→ TASK OBJECTIVE: Pull out every line below holding the word "barnets".

→ INPUT FOR THIS TASK:
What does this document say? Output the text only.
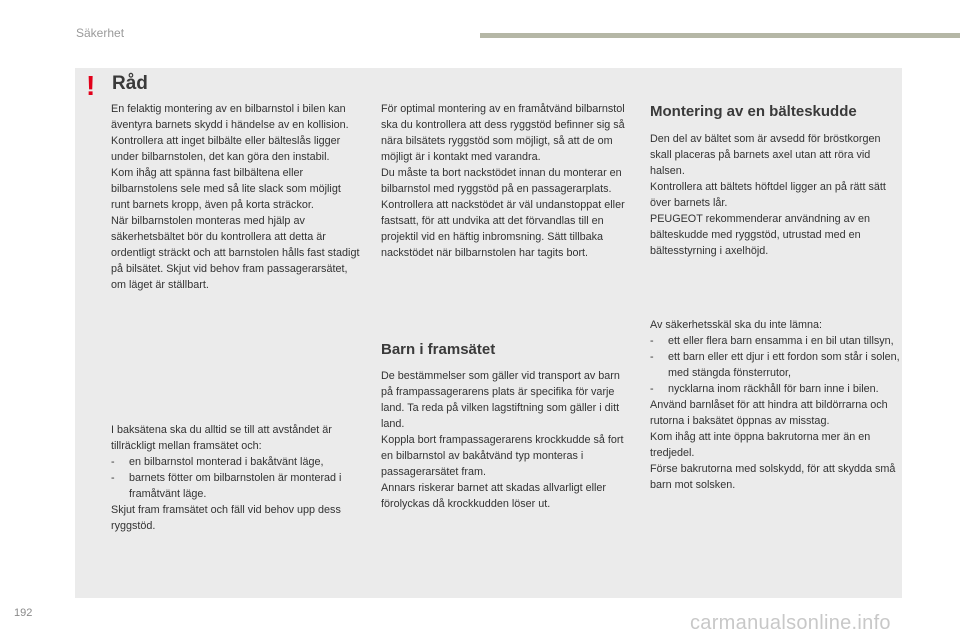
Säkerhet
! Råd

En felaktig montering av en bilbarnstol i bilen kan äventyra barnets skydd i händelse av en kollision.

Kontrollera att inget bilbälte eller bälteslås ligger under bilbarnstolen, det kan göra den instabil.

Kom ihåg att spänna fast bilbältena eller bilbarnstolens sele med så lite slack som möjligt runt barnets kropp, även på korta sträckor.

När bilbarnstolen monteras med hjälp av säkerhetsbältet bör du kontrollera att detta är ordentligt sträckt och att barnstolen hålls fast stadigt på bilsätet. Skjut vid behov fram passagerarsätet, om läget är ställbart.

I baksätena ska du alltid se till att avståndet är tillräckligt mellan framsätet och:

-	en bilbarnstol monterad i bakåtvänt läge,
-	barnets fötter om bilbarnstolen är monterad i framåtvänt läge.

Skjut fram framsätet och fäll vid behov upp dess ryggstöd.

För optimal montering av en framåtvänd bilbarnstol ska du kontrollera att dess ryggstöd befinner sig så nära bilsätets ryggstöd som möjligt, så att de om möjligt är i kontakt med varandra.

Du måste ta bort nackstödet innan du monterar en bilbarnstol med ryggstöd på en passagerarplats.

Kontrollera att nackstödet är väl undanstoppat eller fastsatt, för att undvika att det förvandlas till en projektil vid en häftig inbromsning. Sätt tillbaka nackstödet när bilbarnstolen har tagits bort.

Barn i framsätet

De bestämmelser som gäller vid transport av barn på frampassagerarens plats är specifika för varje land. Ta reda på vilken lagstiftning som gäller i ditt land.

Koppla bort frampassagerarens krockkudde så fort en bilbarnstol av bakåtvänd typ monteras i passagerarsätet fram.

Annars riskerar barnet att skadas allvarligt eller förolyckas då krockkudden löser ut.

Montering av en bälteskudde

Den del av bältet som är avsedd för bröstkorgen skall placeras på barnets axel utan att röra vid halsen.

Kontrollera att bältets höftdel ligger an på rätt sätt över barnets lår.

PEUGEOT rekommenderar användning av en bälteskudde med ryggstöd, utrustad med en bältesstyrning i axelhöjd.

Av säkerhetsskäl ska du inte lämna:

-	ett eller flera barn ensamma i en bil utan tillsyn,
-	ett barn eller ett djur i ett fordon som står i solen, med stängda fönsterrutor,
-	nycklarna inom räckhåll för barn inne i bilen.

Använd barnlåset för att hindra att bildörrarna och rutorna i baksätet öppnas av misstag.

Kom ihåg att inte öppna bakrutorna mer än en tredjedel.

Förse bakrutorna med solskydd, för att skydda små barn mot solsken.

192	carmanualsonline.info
---
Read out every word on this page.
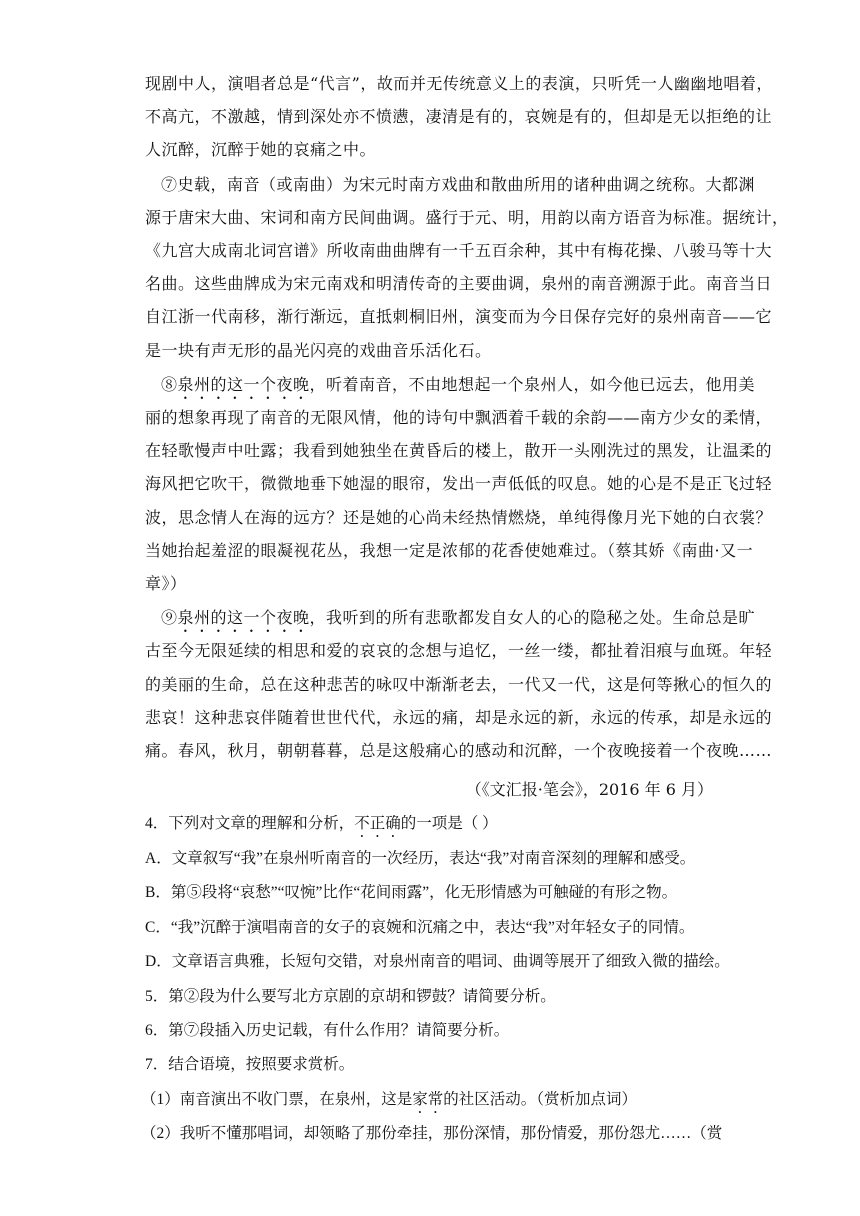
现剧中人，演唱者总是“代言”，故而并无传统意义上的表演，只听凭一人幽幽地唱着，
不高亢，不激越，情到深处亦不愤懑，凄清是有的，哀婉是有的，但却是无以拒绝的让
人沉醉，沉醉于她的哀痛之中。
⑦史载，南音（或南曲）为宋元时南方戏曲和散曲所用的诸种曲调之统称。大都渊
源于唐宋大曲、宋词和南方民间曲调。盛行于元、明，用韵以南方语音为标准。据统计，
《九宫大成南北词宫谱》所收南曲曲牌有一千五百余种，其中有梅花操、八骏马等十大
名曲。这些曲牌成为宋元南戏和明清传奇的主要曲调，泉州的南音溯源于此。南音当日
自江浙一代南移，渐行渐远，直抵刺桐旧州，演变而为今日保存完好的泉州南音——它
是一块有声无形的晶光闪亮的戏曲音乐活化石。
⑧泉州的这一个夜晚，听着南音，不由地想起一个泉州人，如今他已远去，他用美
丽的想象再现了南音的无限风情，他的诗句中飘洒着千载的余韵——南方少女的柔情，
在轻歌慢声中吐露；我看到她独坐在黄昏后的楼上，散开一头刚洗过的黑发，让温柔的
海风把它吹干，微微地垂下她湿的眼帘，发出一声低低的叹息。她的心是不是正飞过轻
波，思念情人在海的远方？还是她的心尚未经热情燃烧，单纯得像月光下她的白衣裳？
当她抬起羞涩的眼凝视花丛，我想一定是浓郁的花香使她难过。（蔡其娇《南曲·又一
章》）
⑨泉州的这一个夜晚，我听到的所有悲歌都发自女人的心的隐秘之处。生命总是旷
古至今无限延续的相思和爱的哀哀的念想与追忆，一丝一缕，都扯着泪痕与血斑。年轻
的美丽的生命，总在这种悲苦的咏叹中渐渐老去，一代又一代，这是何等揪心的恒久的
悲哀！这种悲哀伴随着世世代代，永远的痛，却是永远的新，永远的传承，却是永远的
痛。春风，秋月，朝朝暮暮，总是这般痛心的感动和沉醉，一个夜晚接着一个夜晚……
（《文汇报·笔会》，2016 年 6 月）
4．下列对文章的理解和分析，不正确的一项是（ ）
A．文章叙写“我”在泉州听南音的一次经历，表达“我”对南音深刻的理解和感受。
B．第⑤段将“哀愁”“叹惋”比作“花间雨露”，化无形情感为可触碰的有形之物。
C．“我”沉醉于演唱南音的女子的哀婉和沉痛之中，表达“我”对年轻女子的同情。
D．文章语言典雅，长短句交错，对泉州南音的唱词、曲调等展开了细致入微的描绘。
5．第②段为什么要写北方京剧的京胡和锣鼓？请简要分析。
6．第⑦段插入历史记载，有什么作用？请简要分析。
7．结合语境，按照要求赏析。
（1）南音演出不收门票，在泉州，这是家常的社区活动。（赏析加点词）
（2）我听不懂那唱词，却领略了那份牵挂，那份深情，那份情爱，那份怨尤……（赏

→ EXERCISE OUTPUT:
En felaktig montering av en bilbarnstol i bilen kan äventyra barnets skydd i händelse av en kollision.
Kom ihåg att spänna fast bilbältena eller bilbarnstolens sele med så lite slack som möjligt runt barnets kropp, även på korta sträckor.
-	barnets fötter om bilbarnstolen är monterad i framåtvänt läge.
Den del av bältet som är avsedd för bröstkorgen skall placeras på barnets axel utan att röra vid halsen.
Kontrollera att bältets höftdel ligger an på rätt sätt över barnets lår.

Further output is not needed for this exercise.